--- Source records ---

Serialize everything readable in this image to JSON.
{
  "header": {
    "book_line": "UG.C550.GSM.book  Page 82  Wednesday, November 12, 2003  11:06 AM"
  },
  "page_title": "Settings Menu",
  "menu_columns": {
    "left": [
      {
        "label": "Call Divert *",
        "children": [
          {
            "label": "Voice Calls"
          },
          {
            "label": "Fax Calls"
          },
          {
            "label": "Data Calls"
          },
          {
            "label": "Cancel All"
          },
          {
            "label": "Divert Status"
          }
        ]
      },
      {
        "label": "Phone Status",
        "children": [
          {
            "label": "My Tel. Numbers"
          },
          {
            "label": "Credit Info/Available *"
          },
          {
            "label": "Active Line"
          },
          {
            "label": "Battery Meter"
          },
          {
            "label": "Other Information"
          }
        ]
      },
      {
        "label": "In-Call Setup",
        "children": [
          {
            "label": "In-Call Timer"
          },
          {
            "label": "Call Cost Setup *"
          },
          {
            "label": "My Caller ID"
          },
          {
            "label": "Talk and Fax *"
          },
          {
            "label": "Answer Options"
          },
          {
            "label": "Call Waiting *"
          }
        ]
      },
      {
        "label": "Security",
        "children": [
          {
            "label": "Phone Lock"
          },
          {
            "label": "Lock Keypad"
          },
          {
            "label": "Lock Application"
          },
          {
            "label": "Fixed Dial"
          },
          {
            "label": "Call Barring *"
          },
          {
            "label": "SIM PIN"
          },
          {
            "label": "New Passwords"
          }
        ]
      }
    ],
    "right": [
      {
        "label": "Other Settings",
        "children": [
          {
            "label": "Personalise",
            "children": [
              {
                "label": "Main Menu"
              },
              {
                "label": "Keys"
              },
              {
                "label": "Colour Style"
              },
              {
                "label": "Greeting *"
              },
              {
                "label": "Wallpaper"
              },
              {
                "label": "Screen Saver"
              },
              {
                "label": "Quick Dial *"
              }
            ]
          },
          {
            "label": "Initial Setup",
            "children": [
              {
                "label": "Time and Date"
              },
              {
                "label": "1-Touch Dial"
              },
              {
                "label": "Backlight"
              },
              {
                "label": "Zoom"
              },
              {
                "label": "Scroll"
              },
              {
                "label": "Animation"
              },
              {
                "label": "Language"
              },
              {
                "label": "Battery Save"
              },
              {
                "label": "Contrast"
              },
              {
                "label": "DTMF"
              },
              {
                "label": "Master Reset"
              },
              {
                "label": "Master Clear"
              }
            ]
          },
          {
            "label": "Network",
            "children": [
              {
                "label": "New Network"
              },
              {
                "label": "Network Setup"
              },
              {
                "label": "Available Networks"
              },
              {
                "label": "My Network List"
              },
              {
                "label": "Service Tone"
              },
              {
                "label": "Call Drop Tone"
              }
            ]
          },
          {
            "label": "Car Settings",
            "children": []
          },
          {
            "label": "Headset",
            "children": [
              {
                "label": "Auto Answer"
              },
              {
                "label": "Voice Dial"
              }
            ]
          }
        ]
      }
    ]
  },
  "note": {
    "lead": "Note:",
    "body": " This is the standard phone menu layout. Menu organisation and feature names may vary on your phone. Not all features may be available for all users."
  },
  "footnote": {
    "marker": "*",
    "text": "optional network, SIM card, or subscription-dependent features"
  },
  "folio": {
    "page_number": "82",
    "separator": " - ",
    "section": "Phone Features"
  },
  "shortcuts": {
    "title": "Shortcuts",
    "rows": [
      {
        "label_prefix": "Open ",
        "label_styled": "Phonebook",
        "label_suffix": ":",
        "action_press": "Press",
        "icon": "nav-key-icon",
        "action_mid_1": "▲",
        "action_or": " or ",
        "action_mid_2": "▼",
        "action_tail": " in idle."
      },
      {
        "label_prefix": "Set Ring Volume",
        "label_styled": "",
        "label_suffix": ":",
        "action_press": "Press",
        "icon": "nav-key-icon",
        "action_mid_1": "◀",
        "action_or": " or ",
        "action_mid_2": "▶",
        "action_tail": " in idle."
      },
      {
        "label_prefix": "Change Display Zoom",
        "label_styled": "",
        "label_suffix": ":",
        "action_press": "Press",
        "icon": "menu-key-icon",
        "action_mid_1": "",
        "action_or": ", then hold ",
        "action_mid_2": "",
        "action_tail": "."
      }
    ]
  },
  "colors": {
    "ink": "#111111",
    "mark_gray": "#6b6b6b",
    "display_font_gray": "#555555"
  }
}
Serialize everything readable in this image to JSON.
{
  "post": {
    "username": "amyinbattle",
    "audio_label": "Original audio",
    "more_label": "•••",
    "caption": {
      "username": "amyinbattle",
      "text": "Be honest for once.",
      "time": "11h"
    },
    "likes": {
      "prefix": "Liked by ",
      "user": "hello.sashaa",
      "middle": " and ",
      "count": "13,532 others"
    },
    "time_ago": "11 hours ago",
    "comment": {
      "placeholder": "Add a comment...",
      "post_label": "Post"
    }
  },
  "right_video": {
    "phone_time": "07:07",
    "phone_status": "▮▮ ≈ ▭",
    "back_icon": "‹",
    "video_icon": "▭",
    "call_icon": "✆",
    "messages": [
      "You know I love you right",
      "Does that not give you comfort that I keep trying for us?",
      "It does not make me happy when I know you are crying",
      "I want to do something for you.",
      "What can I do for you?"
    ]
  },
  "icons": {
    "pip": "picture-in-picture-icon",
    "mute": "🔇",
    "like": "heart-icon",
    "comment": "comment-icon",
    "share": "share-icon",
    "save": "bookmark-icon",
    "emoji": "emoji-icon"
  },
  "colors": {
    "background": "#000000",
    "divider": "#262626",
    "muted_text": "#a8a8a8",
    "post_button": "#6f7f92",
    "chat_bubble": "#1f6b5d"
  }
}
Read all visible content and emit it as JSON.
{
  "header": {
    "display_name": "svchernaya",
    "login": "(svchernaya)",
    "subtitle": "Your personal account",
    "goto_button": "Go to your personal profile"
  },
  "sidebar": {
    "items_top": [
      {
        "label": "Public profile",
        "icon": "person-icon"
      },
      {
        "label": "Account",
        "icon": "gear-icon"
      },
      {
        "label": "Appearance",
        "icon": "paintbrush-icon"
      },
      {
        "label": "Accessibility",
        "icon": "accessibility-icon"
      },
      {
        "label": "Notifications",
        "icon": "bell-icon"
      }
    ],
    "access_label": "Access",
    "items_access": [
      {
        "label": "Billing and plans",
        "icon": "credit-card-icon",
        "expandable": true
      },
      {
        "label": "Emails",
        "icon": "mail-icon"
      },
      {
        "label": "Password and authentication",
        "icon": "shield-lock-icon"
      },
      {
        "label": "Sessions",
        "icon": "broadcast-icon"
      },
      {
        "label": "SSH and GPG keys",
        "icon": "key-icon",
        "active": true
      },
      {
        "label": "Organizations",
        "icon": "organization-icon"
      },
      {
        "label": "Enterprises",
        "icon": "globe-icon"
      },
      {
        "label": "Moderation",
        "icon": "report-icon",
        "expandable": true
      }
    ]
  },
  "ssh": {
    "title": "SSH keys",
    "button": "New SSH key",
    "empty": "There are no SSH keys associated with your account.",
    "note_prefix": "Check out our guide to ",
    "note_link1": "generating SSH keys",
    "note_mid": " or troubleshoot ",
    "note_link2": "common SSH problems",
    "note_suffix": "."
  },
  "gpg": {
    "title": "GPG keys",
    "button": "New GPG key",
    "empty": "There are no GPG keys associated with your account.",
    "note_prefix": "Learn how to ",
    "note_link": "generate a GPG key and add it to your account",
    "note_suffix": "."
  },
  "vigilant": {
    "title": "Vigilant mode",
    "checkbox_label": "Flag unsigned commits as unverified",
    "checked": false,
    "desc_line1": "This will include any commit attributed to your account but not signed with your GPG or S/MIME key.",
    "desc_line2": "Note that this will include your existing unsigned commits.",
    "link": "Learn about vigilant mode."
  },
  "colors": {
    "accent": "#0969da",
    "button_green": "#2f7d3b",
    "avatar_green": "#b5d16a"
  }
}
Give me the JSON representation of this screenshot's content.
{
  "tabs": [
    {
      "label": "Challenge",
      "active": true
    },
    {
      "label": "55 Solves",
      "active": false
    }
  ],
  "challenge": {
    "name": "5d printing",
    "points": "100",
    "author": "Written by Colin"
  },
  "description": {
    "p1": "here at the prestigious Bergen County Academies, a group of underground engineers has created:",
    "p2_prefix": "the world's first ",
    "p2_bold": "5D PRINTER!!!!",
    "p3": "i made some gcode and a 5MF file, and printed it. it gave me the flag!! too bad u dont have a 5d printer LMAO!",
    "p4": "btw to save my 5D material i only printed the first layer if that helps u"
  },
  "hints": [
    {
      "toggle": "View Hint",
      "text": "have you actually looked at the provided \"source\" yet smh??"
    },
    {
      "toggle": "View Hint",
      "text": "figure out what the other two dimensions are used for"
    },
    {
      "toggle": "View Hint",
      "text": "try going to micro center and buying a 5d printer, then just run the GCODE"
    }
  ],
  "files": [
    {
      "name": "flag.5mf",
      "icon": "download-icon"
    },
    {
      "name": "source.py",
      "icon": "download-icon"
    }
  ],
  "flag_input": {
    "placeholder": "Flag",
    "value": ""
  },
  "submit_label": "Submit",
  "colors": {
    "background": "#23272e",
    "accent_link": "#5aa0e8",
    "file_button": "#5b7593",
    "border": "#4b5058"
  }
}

---

* [What is asked]: Lines of the material that contain the word "username" are to be gathered.

* [Full output]:
    "username": "amyinbattle",
      "username": "amyinbattle",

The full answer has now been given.